> [Task objective] Skip every image and restate the data word for word.
-- start Given records --
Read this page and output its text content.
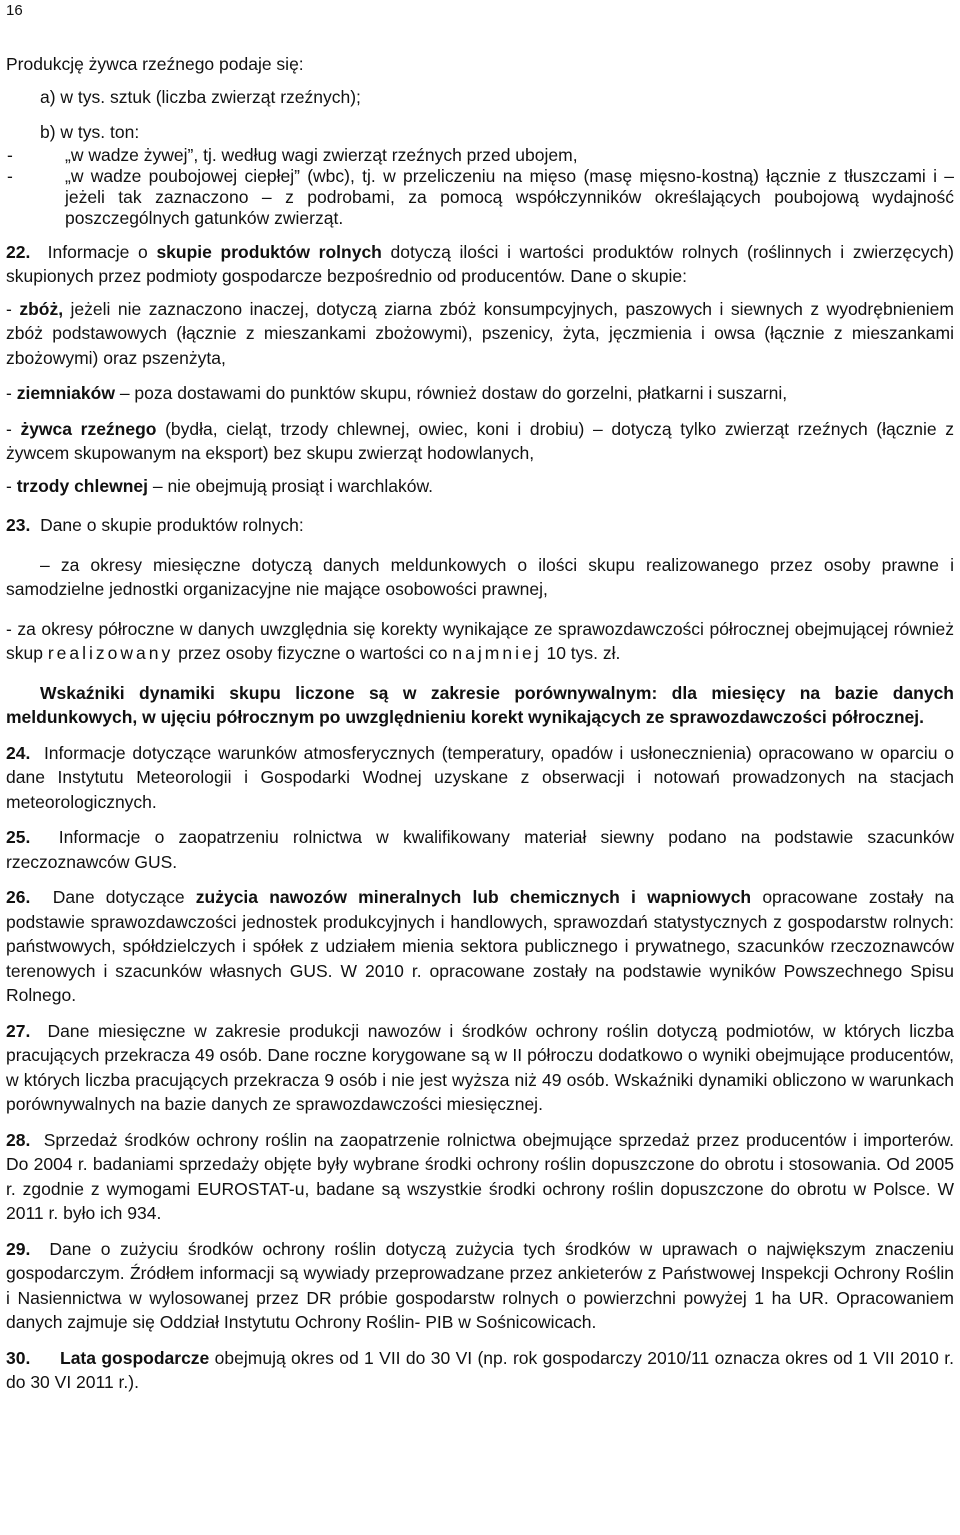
16

Produkcję żywca rzeźnego podaje się:

a) w tys. sztuk (liczba zwierząt rzeźnych);

b) w tys. ton:

-	„w wadze żywej”, tj. według wagi zwierząt rzeźnych przed ubojem,
-	„w wadze poubojowej ciepłej” (wbc), tj. w przeliczeniu na mięso (masę mięsno-kostną) łącznie z tłuszczami i – jeżeli tak zaznaczono – z podrobami, za pomocą współczynników określających poubojową wydajność poszczególnych gatunków zwierząt.

22. Informacje o skupie produktów rolnych dotyczą ilości i wartości produktów rolnych (roślinnych i zwierzęcych) skupionych przez podmioty gospodarcze bezpośrednio od producentów. Dane o skupie:

- zbóż, jeżeli nie zaznaczono inaczej, dotyczą ziarna zbóż konsumpcyjnych, paszowych i siewnych z wyodrębnieniem zbóż podstawowych (łącznie z mieszankami zbożowymi), pszenicy, żyta, jęczmienia i owsa (łącznie z mieszankami zbożowymi) oraz pszenżyta,

- ziemniaków – poza dostawami do punktów skupu, również dostaw do gorzelni, płatkarni i suszarni,

- żywca rzeźnego (bydła, cieląt, trzody chlewnej, owiec, koni i drobiu) – dotyczą tylko zwierząt rzeźnych (łącznie z żywcem skupowanym na eksport) bez skupu zwierząt hodowlanych,

- trzody chlewnej – nie obejmują prosiąt i warchlaków.

23. Dane o skupie produktów rolnych:

– za okresy miesięczne dotyczą danych meldunkowych o ilości skupu realizowanego przez osoby prawne i samodzielne jednostki organizacyjne nie mające osobowości prawnej,

- za okresy półroczne w danych uwzględnia się korekty wynikające ze sprawozdawczości półrocznej obejmującej również skup realizowany przez osoby fizyczne o wartości co najmniej 10 tys. zł.

Wskaźniki dynamiki skupu liczone są w zakresie porównywalnym: dla miesięcy na bazie danych meldunkowych, w ujęciu półrocznym po uwzględnieniu korekt wynikających ze sprawozdawczości półrocznej.

24. Informacje dotyczące warunków atmosferycznych (temperatury, opadów i usłonecznienia) opracowano w oparciu o dane Instytutu Meteorologii i Gospodarki Wodnej uzyskane z obserwacji i notowań prowadzonych na stacjach meteorologicznych.

25. Informacje o zaopatrzeniu rolnictwa w kwalifikowany materiał siewny podano na podstawie szacunków rzeczoznawców GUS.

26. Dane dotyczące zużycia nawozów mineralnych lub chemicznych i wapniowych opracowane zostały na podstawie sprawozdawczości jednostek produkcyjnych i handlowych, sprawozdań statystycznych z gospodarstw rolnych: państwowych, spółdzielczych i spółek z udziałem mienia sektora publicznego i prywatnego, szacunków rzeczoznawców terenowych i szacunków własnych GUS. W 2010 r. opracowane zostały na podstawie wyników Powszechnego Spisu Rolnego.

27. Dane miesięczne w zakresie produkcji nawozów i środków ochrony roślin dotyczą podmiotów, w których liczba pracujących przekracza 49 osób. Dane roczne korygowane są w II półroczu dodatkowo o wyniki obejmujące producentów, w których liczba pracujących przekracza 9 osób i nie jest wyższa niż 49 osób. Wskaźniki dynamiki obliczono w warunkach porównywalnych na bazie danych ze sprawozdawczości miesięcznej.

28. Sprzedaż środków ochrony roślin na zaopatrzenie rolnictwa obejmujące sprzedaż przez producentów i importerów. Do 2004 r. badaniami sprzedaży objęte były wybrane środki ochrony roślin dopuszczone do obrotu i stosowania. Od 2005 r. zgodnie z wymogami EUROSTAT-u, badane są wszystkie środki ochrony roślin dopuszczone do obrotu w Polsce. W 2011 r. było ich 934.

29. Dane o zużyciu środków ochrony roślin dotyczą zużycia tych środków w uprawach o największym znaczeniu gospodarczym. Źródłem informacji są wywiady przeprowadzane przez ankieterów z Państwowej Inspekcji Ochrony Roślin i Nasiennictwa w wylosowanej przez DR próbie gospodarstw rolnych o powierzchni powyżej 1 ha UR. Opracowaniem danych zajmuje się Oddział Instytutu Ochrony Roślin- PIB w Sośnicowicach.

30. Lata gospodarcze obejmują okres od 1 VII do 30 VI (np. rok gospodarczy 2010/11 oznacza okres od 1 VII 2010 r. do 30 VI 2011 r.).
-- end Given records --
> [Exercise solution]
Read this page and output its text content.
16

Produkcję żywca rzeźnego podaje się:

a) w tys. sztuk (liczba zwierząt rzeźnych);

b) w tys. ton:

-	„w wadze żywej”, tj. według wagi zwierząt rzeźnych przed ubojem,
-	„w wadze poubojowej ciepłej” (wbc), tj. w przeliczeniu na mięso (masę mięsno-kostną) łącznie z tłuszczami i – jeżeli tak zaznaczono – z podrobami, za pomocą współczynników określających poubojową wydajność poszczególnych gatunków zwierząt.

22. Informacje o skupie produktów rolnych dotyczą ilości i wartości produktów rolnych (roślinnych i zwierzęcych) skupionych przez podmioty gospodarcze bezpośrednio od producentów. Dane o skupie:

- zbóż, jeżeli nie zaznaczono inaczej, dotyczą ziarna zbóż konsumpcyjnych, paszowych i siewnych z wyodrębnieniem zbóż podstawowych (łącznie z mieszankami zbożowymi), pszenicy, żyta, jęczmienia i owsa (łącznie z mieszankami zbożowymi) oraz pszenżyta,

- ziemniaków – poza dostawami do punktów skupu, również dostaw do gorzelni, płatkarni i suszarni,

- żywca rzeźnego (bydła, cieląt, trzody chlewnej, owiec, koni i drobiu) – dotyczą tylko zwierząt rzeźnych (łącznie z żywcem skupowanym na eksport) bez skupu zwierząt hodowlanych,

- trzody chlewnej – nie obejmują prosiąt i warchlaków.

23. Dane o skupie produktów rolnych:

– za okresy miesięczne dotyczą danych meldunkowych o ilości skupu realizowanego przez osoby prawne i samodzielne jednostki organizacyjne nie mające osobowości prawnej,

- za okresy półroczne w danych uwzględnia się korekty wynikające ze sprawozdawczości półrocznej obejmującej również skup realizowany przez osoby fizyczne o wartości co najmniej 10 tys. zł.

Wskaźniki dynamiki skupu liczone są w zakresie porównywalnym: dla miesięcy na bazie danych meldunkowych, w ujęciu półrocznym po uwzględnieniu korekt wynikających ze sprawozdawczości półrocznej.

24. Informacje dotyczące warunków atmosferycznych (temperatury, opadów i usłonecznienia) opracowano w oparciu o dane Instytutu Meteorologii i Gospodarki Wodnej uzyskane z obserwacji i notowań prowadzonych na stacjach meteorologicznych.

25. Informacje o zaopatrzeniu rolnictwa w kwalifikowany materiał siewny podano na podstawie szacunków rzeczoznawców GUS.

26. Dane dotyczące zużycia nawozów mineralnych lub chemicznych i wapniowych opracowane zostały na podstawie sprawozdawczości jednostek produkcyjnych i handlowych, sprawozdań statystycznych z gospodarstw rolnych: państwowych, spółdzielczych i spółek z udziałem mienia sektora publicznego i prywatnego, szacunków rzeczoznawców terenowych i szacunków własnych GUS. W 2010 r. opracowane zostały na podstawie wyników Powszechnego Spisu Rolnego.

27. Dane miesięczne w zakresie produkcji nawozów i środków ochrony roślin dotyczą podmiotów, w których liczba pracujących przekracza 49 osób. Dane roczne korygowane są w II półroczu dodatkowo o wyniki obejmujące producentów, w których liczba pracujących przekracza 9 osób i nie jest wyższa niż 49 osób. Wskaźniki dynamiki obliczono w warunkach porównywalnych na bazie danych ze sprawozdawczości miesięcznej.

28. Sprzedaż środków ochrony roślin na zaopatrzenie rolnictwa obejmujące sprzedaż przez producentów i importerów. Do 2004 r. badaniami sprzedaży objęte były wybrane środki ochrony roślin dopuszczone do obrotu i stosowania. Od 2005 r. zgodnie z wymogami EUROSTAT-u, badane są wszystkie środki ochrony roślin dopuszczone do obrotu w Polsce. W 2011 r. było ich 934.

29. Dane o zużyciu środków ochrony roślin dotyczą zużycia tych środków w uprawach o największym znaczeniu gospodarczym. Źródłem informacji są wywiady przeprowadzane przez ankieterów z Państwowej Inspekcji Ochrony Roślin i Nasiennictwa w wylosowanej przez DR próbie gospodarstw rolnych o powierzchni powyżej 1 ha UR. Opracowaniem danych zajmuje się Oddział Instytutu Ochrony Roślin- PIB w Sośnicowicach.

30. Lata gospodarcze obejmują okres od 1 VII do 30 VI (np. rok gospodarczy 2010/11 oznacza okres od 1 VII 2010 r. do 30 VI 2011 r.).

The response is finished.